### Task to carry out
Retype the records from their first line through the line containing "wifi-icon [915,48,959,83]", both ends included, without changing a character.

### Data shown
□ □ □
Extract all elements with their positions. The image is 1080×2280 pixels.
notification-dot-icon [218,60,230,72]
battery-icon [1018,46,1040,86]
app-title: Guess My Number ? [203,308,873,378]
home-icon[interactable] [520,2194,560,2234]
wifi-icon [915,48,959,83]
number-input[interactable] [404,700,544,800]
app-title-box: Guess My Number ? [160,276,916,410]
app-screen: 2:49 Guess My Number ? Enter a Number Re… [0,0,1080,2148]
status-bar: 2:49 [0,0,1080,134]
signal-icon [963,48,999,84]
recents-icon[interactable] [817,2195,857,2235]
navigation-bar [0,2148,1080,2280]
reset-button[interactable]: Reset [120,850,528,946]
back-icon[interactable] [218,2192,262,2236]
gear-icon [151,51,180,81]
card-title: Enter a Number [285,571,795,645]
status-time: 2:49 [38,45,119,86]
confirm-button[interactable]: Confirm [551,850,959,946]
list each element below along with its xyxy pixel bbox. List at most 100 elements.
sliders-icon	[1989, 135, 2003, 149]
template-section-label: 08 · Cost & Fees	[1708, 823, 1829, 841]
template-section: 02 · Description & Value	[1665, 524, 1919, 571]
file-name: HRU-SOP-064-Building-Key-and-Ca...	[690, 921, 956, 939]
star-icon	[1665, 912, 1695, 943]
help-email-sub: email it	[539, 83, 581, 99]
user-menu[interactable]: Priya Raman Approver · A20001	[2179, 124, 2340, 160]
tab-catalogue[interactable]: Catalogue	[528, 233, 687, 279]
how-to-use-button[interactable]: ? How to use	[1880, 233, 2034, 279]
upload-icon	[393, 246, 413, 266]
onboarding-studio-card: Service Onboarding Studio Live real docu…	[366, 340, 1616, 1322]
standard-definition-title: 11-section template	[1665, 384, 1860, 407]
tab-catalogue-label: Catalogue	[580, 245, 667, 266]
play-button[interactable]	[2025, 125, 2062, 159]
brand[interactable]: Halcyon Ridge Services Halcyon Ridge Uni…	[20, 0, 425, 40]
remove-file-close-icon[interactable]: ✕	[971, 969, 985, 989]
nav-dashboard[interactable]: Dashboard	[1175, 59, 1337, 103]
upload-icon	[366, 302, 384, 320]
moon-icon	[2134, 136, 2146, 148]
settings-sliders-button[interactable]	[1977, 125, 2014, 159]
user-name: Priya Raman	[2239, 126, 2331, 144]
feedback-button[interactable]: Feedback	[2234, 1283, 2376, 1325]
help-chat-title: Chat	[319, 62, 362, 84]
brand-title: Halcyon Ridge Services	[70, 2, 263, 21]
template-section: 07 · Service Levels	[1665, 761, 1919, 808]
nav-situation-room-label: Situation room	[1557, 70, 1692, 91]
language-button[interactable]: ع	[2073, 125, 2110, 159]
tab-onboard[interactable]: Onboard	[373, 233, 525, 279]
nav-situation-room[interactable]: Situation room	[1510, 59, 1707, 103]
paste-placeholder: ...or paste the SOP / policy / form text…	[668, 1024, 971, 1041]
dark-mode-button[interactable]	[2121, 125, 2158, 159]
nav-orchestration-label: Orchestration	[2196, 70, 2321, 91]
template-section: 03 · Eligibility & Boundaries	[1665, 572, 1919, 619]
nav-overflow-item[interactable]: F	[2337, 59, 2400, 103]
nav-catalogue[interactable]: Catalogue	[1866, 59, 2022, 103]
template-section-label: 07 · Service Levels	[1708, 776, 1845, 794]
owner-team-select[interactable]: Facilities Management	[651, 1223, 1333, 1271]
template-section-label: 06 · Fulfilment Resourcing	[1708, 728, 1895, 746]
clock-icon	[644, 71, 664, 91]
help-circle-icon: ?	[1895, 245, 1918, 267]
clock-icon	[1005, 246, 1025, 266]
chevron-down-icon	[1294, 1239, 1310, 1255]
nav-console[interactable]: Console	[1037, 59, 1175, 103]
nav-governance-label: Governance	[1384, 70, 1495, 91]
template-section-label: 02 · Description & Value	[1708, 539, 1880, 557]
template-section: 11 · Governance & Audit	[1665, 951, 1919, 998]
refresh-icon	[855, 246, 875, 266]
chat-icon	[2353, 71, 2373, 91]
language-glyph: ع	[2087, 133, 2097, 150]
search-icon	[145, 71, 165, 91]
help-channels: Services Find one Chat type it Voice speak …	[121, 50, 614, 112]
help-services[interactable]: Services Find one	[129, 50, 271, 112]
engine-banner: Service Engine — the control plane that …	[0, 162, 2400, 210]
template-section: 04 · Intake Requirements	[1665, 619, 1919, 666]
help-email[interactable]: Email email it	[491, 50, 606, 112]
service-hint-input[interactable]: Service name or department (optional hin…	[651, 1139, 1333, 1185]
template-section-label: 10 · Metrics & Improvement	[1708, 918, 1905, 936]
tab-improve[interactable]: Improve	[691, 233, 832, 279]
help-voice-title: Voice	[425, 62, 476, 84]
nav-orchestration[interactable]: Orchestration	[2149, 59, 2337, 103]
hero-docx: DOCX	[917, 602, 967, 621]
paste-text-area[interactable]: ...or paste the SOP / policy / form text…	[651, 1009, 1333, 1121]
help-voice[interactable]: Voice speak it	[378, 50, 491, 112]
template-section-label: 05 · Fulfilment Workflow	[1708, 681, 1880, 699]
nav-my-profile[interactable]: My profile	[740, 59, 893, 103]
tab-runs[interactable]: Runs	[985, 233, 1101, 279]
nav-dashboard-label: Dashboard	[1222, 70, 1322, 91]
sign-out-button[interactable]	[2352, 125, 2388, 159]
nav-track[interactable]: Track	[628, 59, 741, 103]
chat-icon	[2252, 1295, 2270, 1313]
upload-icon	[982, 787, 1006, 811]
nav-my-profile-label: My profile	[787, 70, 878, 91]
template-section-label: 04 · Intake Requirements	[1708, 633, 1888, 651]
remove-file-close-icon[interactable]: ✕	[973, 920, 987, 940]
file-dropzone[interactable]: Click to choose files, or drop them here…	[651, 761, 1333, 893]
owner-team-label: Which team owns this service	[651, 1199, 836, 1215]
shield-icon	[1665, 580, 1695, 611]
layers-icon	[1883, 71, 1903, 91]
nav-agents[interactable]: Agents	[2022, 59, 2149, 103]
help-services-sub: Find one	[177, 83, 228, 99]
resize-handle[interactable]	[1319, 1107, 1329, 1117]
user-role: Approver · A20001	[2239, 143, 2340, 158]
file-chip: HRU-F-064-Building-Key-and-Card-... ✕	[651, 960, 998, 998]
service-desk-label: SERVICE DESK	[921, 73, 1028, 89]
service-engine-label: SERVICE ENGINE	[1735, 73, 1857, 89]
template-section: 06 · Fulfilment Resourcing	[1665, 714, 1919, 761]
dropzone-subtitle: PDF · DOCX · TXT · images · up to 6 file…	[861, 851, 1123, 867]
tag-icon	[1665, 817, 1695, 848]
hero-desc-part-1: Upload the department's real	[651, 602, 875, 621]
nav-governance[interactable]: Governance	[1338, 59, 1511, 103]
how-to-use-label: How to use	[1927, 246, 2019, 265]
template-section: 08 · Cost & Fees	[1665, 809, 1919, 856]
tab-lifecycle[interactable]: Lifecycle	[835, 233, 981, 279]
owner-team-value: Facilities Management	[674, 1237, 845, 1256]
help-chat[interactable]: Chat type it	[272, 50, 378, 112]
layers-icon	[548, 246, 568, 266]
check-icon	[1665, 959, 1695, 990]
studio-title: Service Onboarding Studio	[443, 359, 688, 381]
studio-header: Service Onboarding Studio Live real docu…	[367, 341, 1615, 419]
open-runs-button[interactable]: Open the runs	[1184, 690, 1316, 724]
□ □ □
### Task result
Extract all elements with their positions. The image is 1080×2280 pixels.
notification-dot-icon [218,60,230,72]
battery-icon [1018,46,1040,86]
app-title: Guess My Number ? [203,308,873,378]
home-icon[interactable] [520,2194,560,2234]
wifi-icon [915,48,959,83]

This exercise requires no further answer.